Give the data again, word for word.

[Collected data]
▼▼▼

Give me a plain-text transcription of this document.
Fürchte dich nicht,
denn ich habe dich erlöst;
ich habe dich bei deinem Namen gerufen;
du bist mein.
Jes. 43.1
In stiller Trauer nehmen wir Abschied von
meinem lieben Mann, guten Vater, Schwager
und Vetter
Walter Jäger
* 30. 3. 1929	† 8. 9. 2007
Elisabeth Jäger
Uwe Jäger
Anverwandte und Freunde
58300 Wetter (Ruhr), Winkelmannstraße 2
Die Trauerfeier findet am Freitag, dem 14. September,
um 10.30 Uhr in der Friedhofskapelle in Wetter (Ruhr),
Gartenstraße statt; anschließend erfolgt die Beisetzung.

▲▲▲

### Written solution
Give me a plain-text transcription of this document.
Fürchte dich nicht,
denn ich habe dich erlöst;
ich habe dich bei deinem Namen gerufen;
du bist mein.
Jes. 43.1
In stiller Trauer nehmen wir Abschied von
meinem lieben Mann, guten Vater, Schwager
und Vetter
Walter Jäger
* 30. 3. 1929	† 8. 9. 2007
Elisabeth Jäger
Uwe Jäger
Anverwandte und Freunde
58300 Wetter (Ruhr), Winkelmannstraße 2
Die Trauerfeier findet am Freitag, dem 14. September,
um 10.30 Uhr in der Friedhofskapelle in Wetter (Ruhr),
Gartenstraße statt; anschließend erfolgt die Beisetzung.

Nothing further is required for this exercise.